▸ **Input rows**
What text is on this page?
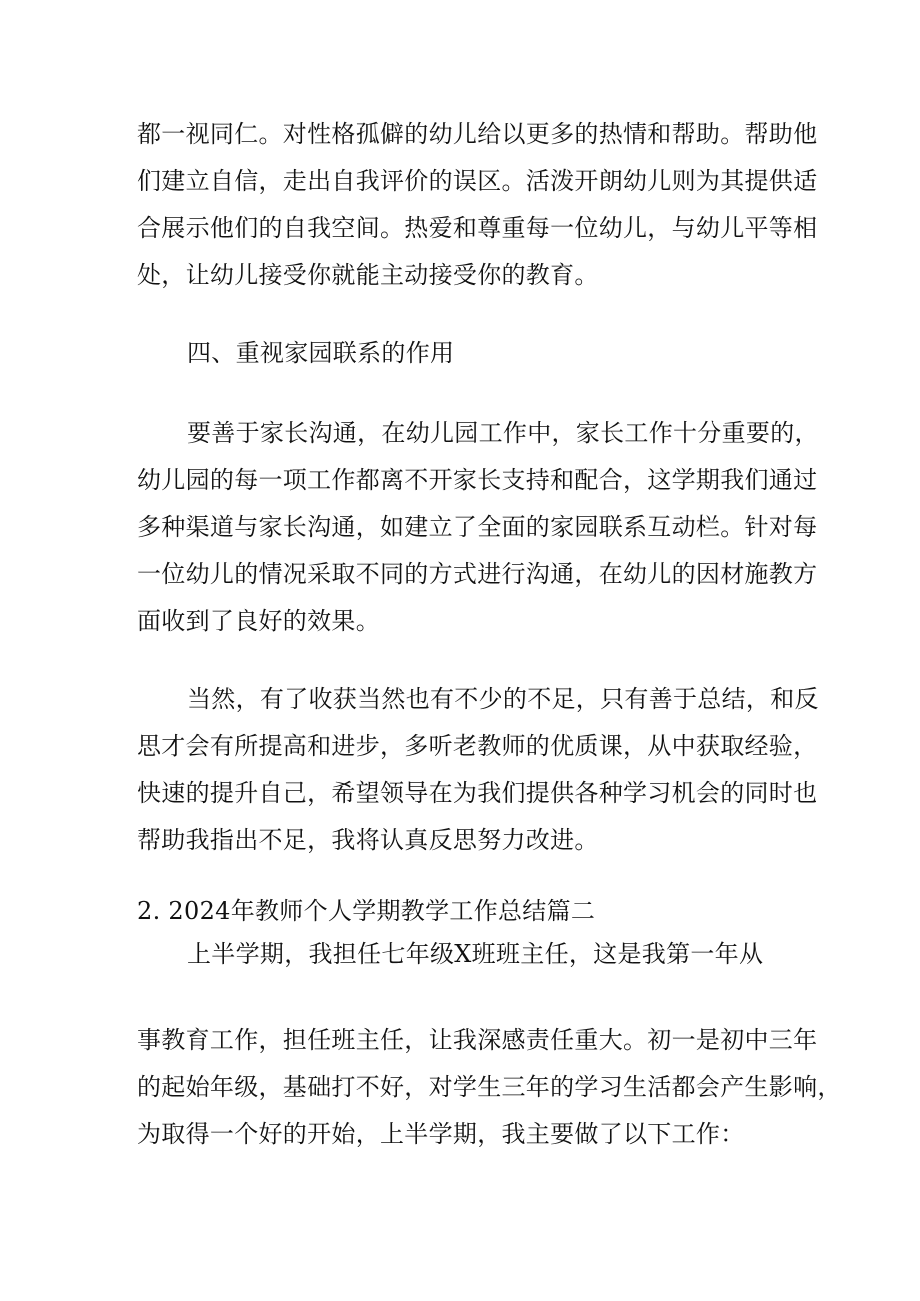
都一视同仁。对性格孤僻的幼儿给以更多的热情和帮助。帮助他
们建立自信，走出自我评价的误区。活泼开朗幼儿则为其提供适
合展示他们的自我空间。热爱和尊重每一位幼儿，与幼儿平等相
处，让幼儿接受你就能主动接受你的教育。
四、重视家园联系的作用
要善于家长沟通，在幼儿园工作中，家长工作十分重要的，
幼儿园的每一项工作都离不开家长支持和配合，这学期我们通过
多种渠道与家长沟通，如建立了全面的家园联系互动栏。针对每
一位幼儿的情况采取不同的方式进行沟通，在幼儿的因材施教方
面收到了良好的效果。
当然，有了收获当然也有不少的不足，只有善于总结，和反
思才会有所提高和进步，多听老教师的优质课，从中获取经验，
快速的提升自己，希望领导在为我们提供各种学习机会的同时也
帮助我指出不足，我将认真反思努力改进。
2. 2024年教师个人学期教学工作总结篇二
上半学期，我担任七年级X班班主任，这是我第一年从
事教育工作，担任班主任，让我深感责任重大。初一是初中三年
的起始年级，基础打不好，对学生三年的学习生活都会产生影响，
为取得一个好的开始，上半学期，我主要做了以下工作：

▸ **Set task**
Reproduce every line precisely as given, omitting all pictures.

▸ **Answer to the problem**
What text is on this page?
都一视同仁。对性格孤僻的幼儿给以更多的热情和帮助。帮助他
们建立自信，走出自我评价的误区。活泼开朗幼儿则为其提供适
合展示他们的自我空间。热爱和尊重每一位幼儿，与幼儿平等相
处，让幼儿接受你就能主动接受你的教育。
四、重视家园联系的作用
要善于家长沟通，在幼儿园工作中，家长工作十分重要的，
幼儿园的每一项工作都离不开家长支持和配合，这学期我们通过
多种渠道与家长沟通，如建立了全面的家园联系互动栏。针对每
一位幼儿的情况采取不同的方式进行沟通，在幼儿的因材施教方
面收到了良好的效果。
当然，有了收获当然也有不少的不足，只有善于总结，和反
思才会有所提高和进步，多听老教师的优质课，从中获取经验，
快速的提升自己，希望领导在为我们提供各种学习机会的同时也
帮助我指出不足，我将认真反思努力改进。
2. 2024年教师个人学期教学工作总结篇二
上半学期，我担任七年级X班班主任，这是我第一年从
事教育工作，担任班主任，让我深感责任重大。初一是初中三年
的起始年级，基础打不好，对学生三年的学习生活都会产生影响，
为取得一个好的开始，上半学期，我主要做了以下工作：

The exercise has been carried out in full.